START Document extract
Another series that Laura does is called A Series of Surprises and Human Interventions.Laura admits that this series happened by accident. The series was captured in December 2015. She had traveled to the city of her birth for the first time. With the use of a Polaroid and some film she walked around the city streets of Ronkswood. She said she choose a Polaroid as her tool because she wanted to bring to life the history of her birth place without changing the way it looked in her head. Since she used a Polaroid, to Laura’ s frustration she had discovered that the images had not turned out. She says ‘ thinking an image was captured only to discover it wasn’t.’ This is how she describes the series of her home city. “The images are an imaginary landscape where the touch of man adds life in the form of chemicals – a wave of colors reminiscent of water, vibrant plantations and snowy mountains.” Here are some of the images that she created.
These images are another form of manipulation by Laura. Instead of digitally manipulating the image, she does it by hand using water and chemicals. I like both of these series by Laura and I want to use both ideas in some way for my next step. I plan to do a similar process using the concept of double exposure. I also plan to experiment with photo paper and chemicals to create some man made landscapes like Laura’s.
An article by Lewis Bush called ‘ Eight ‘rules’ of photography that are worth breaking ‘ explains how breaking the rules of photography can be extremely beneficial. He writes that breaking the rules can be a way of seeing the world in a new light, “break all the rules and pioneer a new way of seeing the world.” He also says that the real stories of our time aren’t always plain to see. He is trying to explain that sometimes the most interesting concept is not clearly visible. We as the photographer have to break the rules and push the boundaries to isolate the what we really want to see. In the article, Bush talks about a photographer called William Eugene Smith. Smith is an American Photojournalist who is extremely dedicated to his projects. In 1955 Smith traveled to Pittsburgh on what was meant to be a three week assignment, however turned into a year long ‘photographic binge.’ He came away with over 17,000 images.
END Document extract
*Short exercise A:* In the records, rename "frame rail" to "chassis rail" in everything from the line containing "Patent image size: (1020, 479)." down to the line containing "The deformation initiation", and give those lines again with nothing else changed.
START Data for processing
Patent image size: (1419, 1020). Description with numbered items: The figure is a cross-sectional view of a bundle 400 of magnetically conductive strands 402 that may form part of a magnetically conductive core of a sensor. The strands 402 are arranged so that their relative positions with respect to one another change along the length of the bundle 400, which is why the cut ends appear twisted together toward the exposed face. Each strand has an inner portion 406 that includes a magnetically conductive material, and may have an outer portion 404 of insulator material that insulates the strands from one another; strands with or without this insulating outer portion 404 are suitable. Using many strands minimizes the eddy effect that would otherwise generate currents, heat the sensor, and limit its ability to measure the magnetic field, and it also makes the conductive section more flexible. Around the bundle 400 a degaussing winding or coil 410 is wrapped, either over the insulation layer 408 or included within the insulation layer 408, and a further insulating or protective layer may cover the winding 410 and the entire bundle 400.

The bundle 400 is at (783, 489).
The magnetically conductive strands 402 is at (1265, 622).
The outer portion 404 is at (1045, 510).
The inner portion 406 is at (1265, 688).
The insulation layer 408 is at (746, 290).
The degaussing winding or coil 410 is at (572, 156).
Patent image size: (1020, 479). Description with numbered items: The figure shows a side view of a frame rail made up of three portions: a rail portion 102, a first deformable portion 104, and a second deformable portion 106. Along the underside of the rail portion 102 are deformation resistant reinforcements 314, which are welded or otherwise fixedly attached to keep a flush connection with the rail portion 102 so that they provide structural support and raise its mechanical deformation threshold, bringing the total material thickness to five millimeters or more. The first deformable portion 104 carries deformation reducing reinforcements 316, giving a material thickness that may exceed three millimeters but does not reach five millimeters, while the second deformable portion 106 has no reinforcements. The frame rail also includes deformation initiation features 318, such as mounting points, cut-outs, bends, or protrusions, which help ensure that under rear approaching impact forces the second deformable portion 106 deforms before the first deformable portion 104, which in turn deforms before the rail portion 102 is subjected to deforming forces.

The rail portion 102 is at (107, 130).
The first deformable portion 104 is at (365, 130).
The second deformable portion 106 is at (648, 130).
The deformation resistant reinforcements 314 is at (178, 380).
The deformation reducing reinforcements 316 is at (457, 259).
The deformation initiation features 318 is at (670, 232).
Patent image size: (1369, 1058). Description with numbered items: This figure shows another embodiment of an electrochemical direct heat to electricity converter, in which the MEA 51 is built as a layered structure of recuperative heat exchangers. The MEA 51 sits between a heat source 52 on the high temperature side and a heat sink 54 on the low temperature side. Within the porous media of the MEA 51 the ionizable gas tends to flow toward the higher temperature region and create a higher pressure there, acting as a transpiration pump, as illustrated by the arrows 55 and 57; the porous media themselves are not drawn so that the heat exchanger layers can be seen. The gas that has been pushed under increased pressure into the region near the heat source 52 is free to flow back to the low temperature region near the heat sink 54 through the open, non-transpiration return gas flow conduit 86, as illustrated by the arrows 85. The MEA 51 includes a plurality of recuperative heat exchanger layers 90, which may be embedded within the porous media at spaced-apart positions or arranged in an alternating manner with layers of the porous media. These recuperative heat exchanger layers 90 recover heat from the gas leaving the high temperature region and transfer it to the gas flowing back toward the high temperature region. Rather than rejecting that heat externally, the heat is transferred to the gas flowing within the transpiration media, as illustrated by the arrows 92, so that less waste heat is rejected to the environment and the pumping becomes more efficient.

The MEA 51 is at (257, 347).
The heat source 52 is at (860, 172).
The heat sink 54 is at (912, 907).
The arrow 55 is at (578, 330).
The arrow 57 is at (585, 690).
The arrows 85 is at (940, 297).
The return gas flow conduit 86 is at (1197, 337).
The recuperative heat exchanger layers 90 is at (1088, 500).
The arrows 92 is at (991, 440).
END Data for processing
*Short exercise B:* In the text on photography, what does Laura's description say the wave of colors is reminiscent of? List every item.

*Worked answer A:*
Patent image size: (1020, 479). Description with numbered items: The figure shows a side view of a chassis rail made up of three portions: a rail portion 102, a first deformable portion 104, and a second deformable portion 106. Along the underside of the rail portion 102 are deformation resistant reinforcements 314, which are welded or otherwise fixedly attached to keep a flush connection with the rail portion 102 so that they provide structural support and raise its mechanical deformation threshold, bringing the total material thickness to five millimeters or more. The first deformable portion 104 carries deformation reducing reinforcements 316, giving a material thickness that may exceed three millimeters but does not reach five millimeters, while the second deformable portion 106 has no reinforcements. The chassis rail also includes deformation initiation features 318, such as mounting points, cut-outs, bends, or protrusions, which help ensure that under rear approaching impact forces the second deformable portion 106 deforms before the first deformable portion 104, which in turn deforms before the rail portion 102 is subjected to deforming forces.

The rail portion 102 is at (107, 130).
The first deformable portion 104 is at (365, 130).
The second deformable portion 106 is at (648, 130).
The deformation resistant reinforcements 314 is at (178, 380).
The deformation reducing reinforcements 316 is at (457, 259).
The deformation initiation features 318 is at (670, 232).

*Worked answer B:*
- water
- vibrant plantations
- snowy mountains